§ **Given request 1**
Answer these questions about the mailing-list post on variable refresh properties:
(a) Who sent the post, and on what date?
(b) According to the post, what does the amdgpu driver base its count of lines on?
(c) Accurate presentation timestamps are named as one requirement for achieving what?
####################
Re: [PATCH v4 3/4] drm: Document variable refresh properties

Michel Dänzer <michel@xxxxxxxxxxx> · Thu, 1 Nov 2018 11:58:24 +0100

On 2018-10-31 6:54 p.m., Kazlauskas, Nicholas wrote:
> On 10/31/18 12:20 PM, Michel Dänzer wrote:
>> On 2018-10-31 3:41 p.m., Kazlauskas, Nicholas wrote:
>>> On 10/31/18 10:12 AM, Michel Dänzer wrote:
>>>> On 2018-10-31 2:38 p.m., Kazlauskas, Nicholas wrote:
>>>>> On 10/30/18 11:34 AM, Kazlauskas, Nicholas wrote:
>>>>>>
>>>>>> I understand the issue you're describing now. The timestamp is supposed
>>>>>> to signify the end of the current vblank. The call to get scanout
>>>>>> position is supposed to return the number of lines until scanout (a
>>>>>> negative value) or the number of lines since the next scanout began (a
>>>>>> positive value).
>>>>>>
>>>>>> The amdgpu driver calculates the number of lines based on a hardware
>>>>>> register status position which returns an increasing value from 0 that
>>>>>> indicates the current vpos/hpos for the display.
>>>>>>
>>>>>> For any vpos below vbl_start we know the value is correct since the next
>>>>>> vblank hasn't begun yet. But for anythign about vbl_start it's probably
>>>>>> wrong since it applies a corrective offset based on the fixed value of
>>>>>> crtc_vtotal. It's even worse when the value is above crtc_vtotal since
>>>>>> it'll be calculating the number of lines since the last scanout since
>>>>>> it'll be a positive value.
>>>>>>
>>>>>> So the issue becomes determining when the vfront porch will end.
>>>>>>
>>>>>> When the flip address gets written the vfront porch will end at the
>>>>>> start of the next line leaving only the back porch plus part of the
>>>>>> line. But we don't know when the flip will occur, if at all. It hasn't
>>>>>> occurred yet in this case.
>>>>>>
>>>>>> Waiting for the wrap around to 0 might be the best choice here since
>>>>>> there's no guarantee the flip will occur.
>>>>>
>>>>> I put some more thought into this and I don't think this is as bad as I
>>>>> had originally thought.
>>>>>
>>>>> I think the vblank timestamp is supposed to be for the first active
>>>>> pixel of the next scanout. The usage of which is for clients to time
>>>>> their content/animation/etc.
>>>>>
>>>>> The client likely doesn't care when they issue their flip, just that
>>>>> their content is matched for that vblank timestamp. The fixed refresh
>>>>> model works really well for that kind of application.
>>>>>
>>>>> Utilizing variable refresh rate would be a mistake in that case since
>>>>> the client would then have to time based on when they flip which is a
>>>>> lot harder to "predict" precisely.
>>>>
>>>> It's only a "mistake" as long as the timestamps are misleading. :) As
>>>> discussed before, accurate presentation timestamps are one requirement
>>>> for achieving perfectly smooth animation.
####################
§ **Given request 2**
In the rows below, convert the lines into a Markdown table with the columns No. and Line, starting with the line that contains "table-row: [232, 99, 342, 179]" and going on through the line that contains "day-info: Sunrise: 5:53". Leave out blank lines.
####################
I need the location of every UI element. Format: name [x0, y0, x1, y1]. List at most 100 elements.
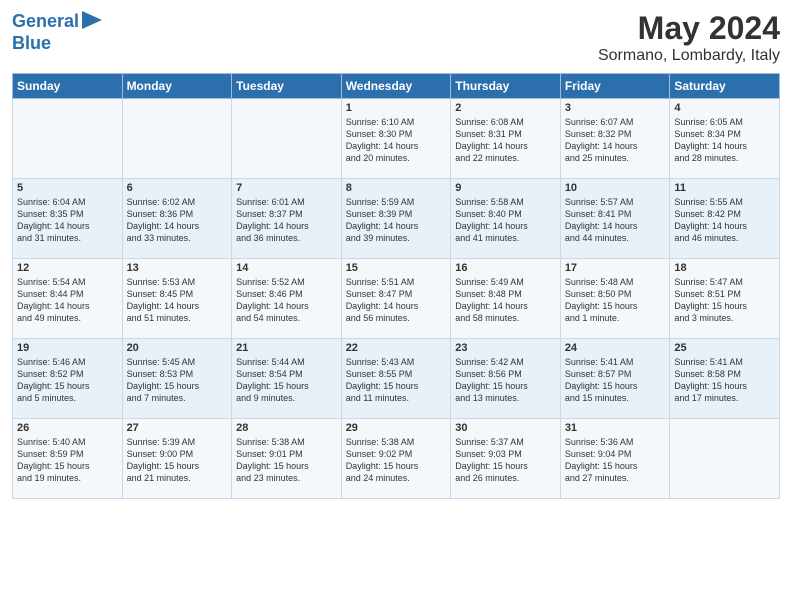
table-row: [232, 99, 342, 179]
table-row: 23 Sunrise: 5:42 AM Sunset: 8:56 PM Dayli…: [451, 339, 561, 419]
table-row: 24 Sunrise: 5:41 AM Sunset: 8:57 PM Dayli…: [560, 339, 670, 419]
day-number: 24: [565, 342, 666, 354]
day-info: Sunrise: 5:37 AM Sunset: 9:03 PM Dayligh…: [455, 436, 556, 485]
day-info: Sunrise: 5:53 AM Sunset: 8:45 PM Dayligh…: [127, 276, 228, 325]
day-info: Sunrise: 5:43 AM Sunset: 8:55 PM Dayligh…: [346, 356, 447, 405]
table-row: 2 Sunrise: 6:08 AM Sunset: 8:31 PM Daylig…: [451, 99, 561, 179]
table-row: [13, 99, 123, 179]
table-row: 10 Sunrise: 5:57 AM Sunset: 8:41 PM Dayli…: [560, 179, 670, 259]
day-number: 16: [455, 262, 556, 274]
col-monday: Monday: [122, 74, 232, 99]
day-info: Sunrise: 5:48 AM Sunset: 8:50 PM Dayligh…: [565, 276, 666, 325]
day-number: 13: [127, 262, 228, 274]
day-number: 7: [236, 182, 337, 194]
day-info: Sunrise: 5:45 AM Sunset: 8:53 PM Dayligh…: [127, 356, 228, 405]
day-info: Sunrise: 5:57 AM Sunset: 8:41 PM Dayligh…: [565, 196, 666, 245]
logo-text: General: [12, 12, 79, 32]
day-number: 14: [236, 262, 337, 274]
day-number: 31: [565, 422, 666, 434]
day-number: 17: [565, 262, 666, 274]
day-info: Sunrise: 6:04 AM Sunset: 8:35 PM Dayligh…: [17, 196, 118, 245]
day-info: Sunrise: 5:44 AM Sunset: 8:54 PM Dayligh…: [236, 356, 337, 405]
col-tuesday: Tuesday: [232, 74, 342, 99]
day-number: 9: [455, 182, 556, 194]
table-row: 27 Sunrise: 5:39 AM Sunset: 9:00 PM Dayli…: [122, 419, 232, 499]
day-info: Sunrise: 5:59 AM Sunset: 8:39 PM Dayligh…: [346, 196, 447, 245]
calendar-week-row: 26 Sunrise: 5:40 AM Sunset: 8:59 PM Dayli…: [13, 419, 780, 499]
table-row: 17 Sunrise: 5:48 AM Sunset: 8:50 PM Dayli…: [560, 259, 670, 339]
day-info: Sunrise: 5:54 AM Sunset: 8:44 PM Dayligh…: [17, 276, 118, 325]
day-info: Sunrise: 6:07 AM Sunset: 8:32 PM Dayligh…: [565, 116, 666, 165]
day-info: Sunrise: 5:52 AM Sunset: 8:46 PM Dayligh…: [236, 276, 337, 325]
day-number: 22: [346, 342, 447, 354]
header: General Blue May 2024 Sormano, Lombardy,…: [12, 10, 780, 65]
day-number: 26: [17, 422, 118, 434]
day-info: Sunrise: 5:55 AM Sunset: 8:42 PM Dayligh…: [674, 196, 775, 245]
table-row: 30 Sunrise: 5:37 AM Sunset: 9:03 PM Dayli…: [451, 419, 561, 499]
title-block: May 2024 Sormano, Lombardy, Italy: [598, 10, 780, 65]
calendar-week-row: 5 Sunrise: 6:04 AM Sunset: 8:35 PM Daylig…: [13, 179, 780, 259]
day-number: 23: [455, 342, 556, 354]
day-number: 3: [565, 102, 666, 114]
table-row: 5 Sunrise: 6:04 AM Sunset: 8:35 PM Daylig…: [13, 179, 123, 259]
table-row: 12Sunrise: 5:54 AM Sunset: 8:44 PM Dayli…: [13, 259, 123, 339]
day-number: 25: [674, 342, 775, 354]
day-info: Sunrise: 5:41 AM Sunset: 8:57 PM Dayligh…: [565, 356, 666, 405]
table-row: 1Sunrise: 6:10 AM Sunset: 8:30 PM Daylig…: [341, 99, 451, 179]
day-number: 21: [236, 342, 337, 354]
table-row: 3 Sunrise: 6:07 AM Sunset: 8:32 PM Daylig…: [560, 99, 670, 179]
logo: General Blue: [12, 10, 102, 54]
calendar-week-row: 12Sunrise: 5:54 AM Sunset: 8:44 PM Dayli…: [13, 259, 780, 339]
day-number: 20: [127, 342, 228, 354]
day-info: Sunrise: 5:36 AM Sunset: 9:04 PM Dayligh…: [565, 436, 666, 485]
day-info: Sunrise: 6:01 AM Sunset: 8:37 PM Dayligh…: [236, 196, 337, 245]
day-info: Sunrise: 5:42 AM Sunset: 8:56 PM Dayligh…: [455, 356, 556, 405]
day-number: 18: [674, 262, 775, 274]
day-info: Sunrise: 5:49 AM Sunset: 8:48 PM Dayligh…: [455, 276, 556, 325]
table-row: 19 Sunrise: 5:46 AM Sunset: 8:52 PM Dayli…: [13, 339, 123, 419]
calendar-week-row: 1Sunrise: 6:10 AM Sunset: 8:30 PM Daylig…: [13, 99, 780, 179]
day-info: Sunrise: 6:05 AM Sunset: 8:34 PM Dayligh…: [674, 116, 775, 165]
day-info: Sunrise: 5:40 AM Sunset: 8:59 PM Dayligh…: [17, 436, 118, 485]
day-number: 10: [565, 182, 666, 194]
day-info: Sunrise: 6:02 AM Sunset: 8:36 PM Dayligh…: [127, 196, 228, 245]
table-row: 25 Sunrise: 5:41 AM Sunset: 8:58 PM Dayli…: [670, 339, 780, 419]
col-saturday: Saturday: [670, 74, 780, 99]
day-number: 5: [17, 182, 118, 194]
day-number: 27: [127, 422, 228, 434]
table-row: 29Sunrise: 5:38 AM Sunset: 9:02 PM Dayli…: [341, 419, 451, 499]
day-number: 8: [346, 182, 447, 194]
table-row: 8 Sunrise: 5:59 AM Sunset: 8:39 PM Daylig…: [341, 179, 451, 259]
table-row: 18Sunrise: 5:47 AM Sunset: 8:51 PM Dayli…: [670, 259, 780, 339]
table-row: 7 Sunrise: 6:01 AM Sunset: 8:37 PM Daylig…: [232, 179, 342, 259]
table-row: 28 Sunrise: 5:38 AM Sunset: 9:01 PM Dayli…: [232, 419, 342, 499]
day-info: Sunrise: 5:38 AM Sunset: 9:01 PM Dayligh…: [236, 436, 337, 485]
table-row: [122, 99, 232, 179]
day-info: Sunrise: 5:46 AM Sunset: 8:52 PM Dayligh…: [17, 356, 118, 405]
table-row: 31 Sunrise: 5:36 AM Sunset: 9:04 PM Dayli…: [560, 419, 670, 499]
calendar-week-row: 19 Sunrise: 5:46 AM Sunset: 8:52 PM Dayli…: [13, 339, 780, 419]
day-info: Sunrise: 5:39 AM Sunset: 9:00 PM Dayligh…: [127, 436, 228, 485]
page-container: General Blue May 2024 Sormano, Lombardy,…: [0, 0, 792, 507]
table-row: 9Sunrise: 5:58 AM Sunset: 8:40 PM Daylig…: [451, 179, 561, 259]
calendar-table: Sunday Monday Tuesday Wednesday Thursday…: [12, 73, 780, 499]
day-number: 4: [674, 102, 775, 114]
table-row: 21 Sunrise: 5:44 AM Sunset: 8:54 PM Dayli…: [232, 339, 342, 419]
col-sunday: Sunday: [13, 74, 123, 99]
day-info: Sunrise: 6:08 AM Sunset: 8:31 PM Dayligh…: [455, 116, 556, 165]
day-number: 28: [236, 422, 337, 434]
table-row: 4 Sunrise: 6:05 AM Sunset: 8:34 PM Daylig…: [670, 99, 780, 179]
day-number: 2: [455, 102, 556, 114]
calendar-subtitle: Sormano, Lombardy, Italy: [598, 47, 780, 65]
day-info: Sunrise: 5:41 AM Sunset: 8:58 PM Dayligh…: [674, 356, 775, 405]
day-number: 30: [455, 422, 556, 434]
day-number: 19: [17, 342, 118, 354]
table-row: 14 Sunrise: 5:52 AM Sunset: 8:46 PM Dayli…: [232, 259, 342, 339]
table-row: 15Sunrise: 5:51 AM Sunset: 8:47 PM Dayli…: [341, 259, 451, 339]
day-number: 1: [346, 102, 447, 114]
col-thursday: Thursday: [451, 74, 561, 99]
day-info: Sunrise: 5:51 AM Sunset: 8:47 PM Dayligh…: [346, 276, 447, 325]
logo-text2: Blue: [12, 34, 51, 54]
day-number: 29: [346, 422, 447, 434]
table-row: 11Sunrise: 5:55 AM Sunset: 8:42 PM Dayli…: [670, 179, 780, 259]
####################
§ **Final result 1**
(a) Michel Dänzer, on Thu, 1 Nov 2018.
(b) A hardware register status position that returns an increasing value from 0 and indicates the current vpos/hpos for the display.
(c) Perfectly smooth animation.

§ **Final result 2**
| No. | Line |
|---|---|
| 1 | table-row: [232, 99, 342, 179] |
| 2 | table-row: 23 Sunrise: 5:42 AM Sunset: 8:56 PM Dayli…: [451, 339, 561, 419] |
| 3 | table-row: 24 Sunrise: 5:41 AM Sunset: 8:57 PM Dayli…: [560, 339, 670, 419] |
| 4 | day-number: 24: [565, 342, 666, 354] |
| 5 | day-info: Sunrise: 5:37 AM Sunset: 9:03 PM Dayligh…: [455, 436, 556, 485] |
| 6 | day-info: Sunrise: 5:53 AM Sunset: 8:45 PM Dayligh…: [127, 276, 228, 325] |